> Do this:
Every line below that contains "screenshot" is to be copied.

> Extracted material:
..............................

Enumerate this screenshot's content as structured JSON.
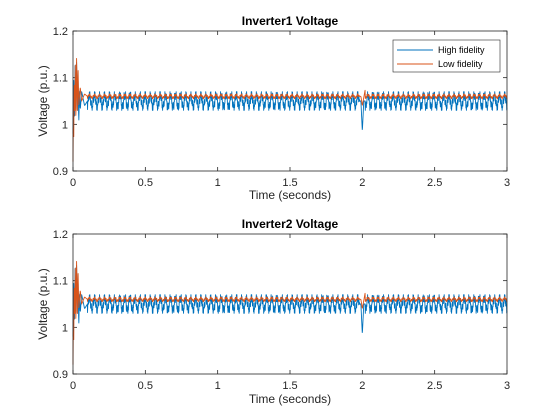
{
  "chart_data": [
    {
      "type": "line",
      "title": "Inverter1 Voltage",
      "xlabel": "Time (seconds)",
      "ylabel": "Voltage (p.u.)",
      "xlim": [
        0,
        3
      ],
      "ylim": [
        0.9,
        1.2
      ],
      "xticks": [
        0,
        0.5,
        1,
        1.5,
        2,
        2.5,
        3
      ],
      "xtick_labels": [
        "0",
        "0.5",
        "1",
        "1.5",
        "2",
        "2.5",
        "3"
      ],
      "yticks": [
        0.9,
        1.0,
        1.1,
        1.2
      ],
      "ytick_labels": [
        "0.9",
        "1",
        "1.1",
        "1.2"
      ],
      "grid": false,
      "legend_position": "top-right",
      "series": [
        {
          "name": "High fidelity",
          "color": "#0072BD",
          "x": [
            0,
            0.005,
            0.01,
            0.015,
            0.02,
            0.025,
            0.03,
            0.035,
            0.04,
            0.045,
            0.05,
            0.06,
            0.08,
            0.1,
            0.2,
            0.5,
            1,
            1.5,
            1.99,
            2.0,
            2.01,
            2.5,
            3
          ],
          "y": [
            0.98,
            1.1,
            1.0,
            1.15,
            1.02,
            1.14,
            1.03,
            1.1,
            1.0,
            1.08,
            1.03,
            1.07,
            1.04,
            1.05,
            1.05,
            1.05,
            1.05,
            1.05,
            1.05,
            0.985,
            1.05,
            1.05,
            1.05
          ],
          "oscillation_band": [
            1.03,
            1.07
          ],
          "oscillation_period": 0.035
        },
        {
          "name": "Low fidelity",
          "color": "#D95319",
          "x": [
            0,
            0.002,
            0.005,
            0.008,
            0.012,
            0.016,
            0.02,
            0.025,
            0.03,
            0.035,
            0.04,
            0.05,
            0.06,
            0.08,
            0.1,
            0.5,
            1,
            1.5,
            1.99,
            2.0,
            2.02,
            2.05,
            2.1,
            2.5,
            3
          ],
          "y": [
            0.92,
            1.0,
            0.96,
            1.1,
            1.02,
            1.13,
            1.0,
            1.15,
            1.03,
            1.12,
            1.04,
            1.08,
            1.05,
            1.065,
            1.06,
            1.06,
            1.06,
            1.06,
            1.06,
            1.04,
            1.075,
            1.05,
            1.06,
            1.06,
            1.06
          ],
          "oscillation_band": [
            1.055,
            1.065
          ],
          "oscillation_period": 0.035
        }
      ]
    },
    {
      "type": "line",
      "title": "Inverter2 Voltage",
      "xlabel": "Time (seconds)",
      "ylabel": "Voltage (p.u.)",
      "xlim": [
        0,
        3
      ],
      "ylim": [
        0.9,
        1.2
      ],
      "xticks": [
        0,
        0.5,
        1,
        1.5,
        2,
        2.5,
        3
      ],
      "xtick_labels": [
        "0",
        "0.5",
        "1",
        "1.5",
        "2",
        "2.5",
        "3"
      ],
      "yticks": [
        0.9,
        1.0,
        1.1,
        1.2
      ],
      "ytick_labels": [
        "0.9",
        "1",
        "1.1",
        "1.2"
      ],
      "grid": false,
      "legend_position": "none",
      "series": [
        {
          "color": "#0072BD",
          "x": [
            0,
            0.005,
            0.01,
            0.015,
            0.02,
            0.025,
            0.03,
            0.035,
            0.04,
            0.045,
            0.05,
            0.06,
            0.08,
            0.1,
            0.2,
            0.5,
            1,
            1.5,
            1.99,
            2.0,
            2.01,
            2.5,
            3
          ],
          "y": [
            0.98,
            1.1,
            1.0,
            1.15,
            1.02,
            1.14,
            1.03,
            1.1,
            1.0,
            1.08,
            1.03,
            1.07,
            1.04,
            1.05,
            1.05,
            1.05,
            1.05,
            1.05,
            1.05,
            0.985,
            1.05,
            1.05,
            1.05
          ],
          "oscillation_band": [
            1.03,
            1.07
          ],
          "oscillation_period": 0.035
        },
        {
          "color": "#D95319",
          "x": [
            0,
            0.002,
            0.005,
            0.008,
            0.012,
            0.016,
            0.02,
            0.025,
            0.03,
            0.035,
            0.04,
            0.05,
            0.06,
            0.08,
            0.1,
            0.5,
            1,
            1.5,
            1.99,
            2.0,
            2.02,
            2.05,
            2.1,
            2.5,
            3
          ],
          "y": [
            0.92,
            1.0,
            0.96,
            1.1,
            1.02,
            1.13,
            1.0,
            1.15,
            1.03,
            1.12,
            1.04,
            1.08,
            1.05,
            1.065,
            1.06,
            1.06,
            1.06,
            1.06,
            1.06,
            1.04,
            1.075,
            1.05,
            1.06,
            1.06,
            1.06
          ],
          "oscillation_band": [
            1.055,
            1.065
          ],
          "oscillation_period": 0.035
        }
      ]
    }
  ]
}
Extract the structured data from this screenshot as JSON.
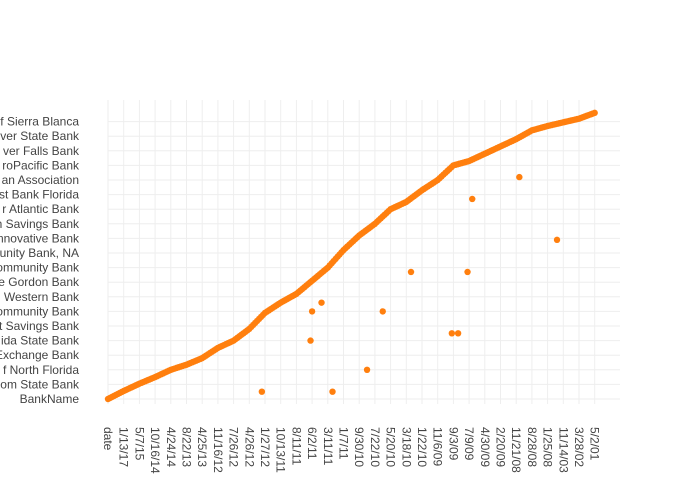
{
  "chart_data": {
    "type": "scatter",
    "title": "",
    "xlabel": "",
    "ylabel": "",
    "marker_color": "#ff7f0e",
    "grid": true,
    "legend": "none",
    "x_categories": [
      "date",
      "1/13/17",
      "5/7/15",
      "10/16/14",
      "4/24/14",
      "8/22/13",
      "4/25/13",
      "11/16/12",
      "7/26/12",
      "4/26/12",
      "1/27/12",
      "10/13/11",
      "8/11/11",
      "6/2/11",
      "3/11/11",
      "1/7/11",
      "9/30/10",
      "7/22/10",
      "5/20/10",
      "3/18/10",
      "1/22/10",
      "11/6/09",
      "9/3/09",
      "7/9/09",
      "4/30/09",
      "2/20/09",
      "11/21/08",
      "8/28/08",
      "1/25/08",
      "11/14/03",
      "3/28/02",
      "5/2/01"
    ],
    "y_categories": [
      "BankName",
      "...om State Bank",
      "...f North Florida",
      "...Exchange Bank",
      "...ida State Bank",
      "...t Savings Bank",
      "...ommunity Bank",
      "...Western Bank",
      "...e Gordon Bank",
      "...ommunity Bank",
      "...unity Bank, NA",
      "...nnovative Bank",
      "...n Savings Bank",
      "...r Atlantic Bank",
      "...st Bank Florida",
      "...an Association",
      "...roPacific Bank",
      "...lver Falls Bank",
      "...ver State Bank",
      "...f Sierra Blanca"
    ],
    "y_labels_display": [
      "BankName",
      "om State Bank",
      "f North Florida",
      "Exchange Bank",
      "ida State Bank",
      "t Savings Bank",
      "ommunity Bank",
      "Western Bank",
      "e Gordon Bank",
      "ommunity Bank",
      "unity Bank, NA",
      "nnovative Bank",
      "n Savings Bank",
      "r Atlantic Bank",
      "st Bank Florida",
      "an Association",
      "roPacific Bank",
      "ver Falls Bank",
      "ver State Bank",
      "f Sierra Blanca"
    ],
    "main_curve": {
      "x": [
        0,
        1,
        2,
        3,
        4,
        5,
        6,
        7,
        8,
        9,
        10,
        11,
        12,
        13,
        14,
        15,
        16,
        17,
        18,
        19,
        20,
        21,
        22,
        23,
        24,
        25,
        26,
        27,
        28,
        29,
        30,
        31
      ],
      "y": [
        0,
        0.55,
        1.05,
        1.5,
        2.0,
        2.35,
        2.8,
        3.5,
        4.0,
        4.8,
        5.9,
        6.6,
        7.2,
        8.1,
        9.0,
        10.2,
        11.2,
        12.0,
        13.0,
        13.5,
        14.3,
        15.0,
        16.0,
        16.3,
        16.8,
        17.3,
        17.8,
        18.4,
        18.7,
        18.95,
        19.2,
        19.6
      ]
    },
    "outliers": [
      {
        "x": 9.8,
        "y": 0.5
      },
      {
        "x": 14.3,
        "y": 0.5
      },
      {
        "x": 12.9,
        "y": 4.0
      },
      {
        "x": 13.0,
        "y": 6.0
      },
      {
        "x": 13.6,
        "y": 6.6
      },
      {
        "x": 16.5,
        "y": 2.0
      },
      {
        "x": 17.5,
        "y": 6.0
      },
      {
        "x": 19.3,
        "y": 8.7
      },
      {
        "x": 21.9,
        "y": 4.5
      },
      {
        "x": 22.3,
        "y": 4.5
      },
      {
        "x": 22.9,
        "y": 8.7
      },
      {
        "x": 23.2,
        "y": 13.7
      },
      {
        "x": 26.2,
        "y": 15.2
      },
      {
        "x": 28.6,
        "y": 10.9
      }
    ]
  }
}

..............................

> Response:
Enumerate this screenshot's content as structured JSON.
Extract the structured data from this screenshot as JSON.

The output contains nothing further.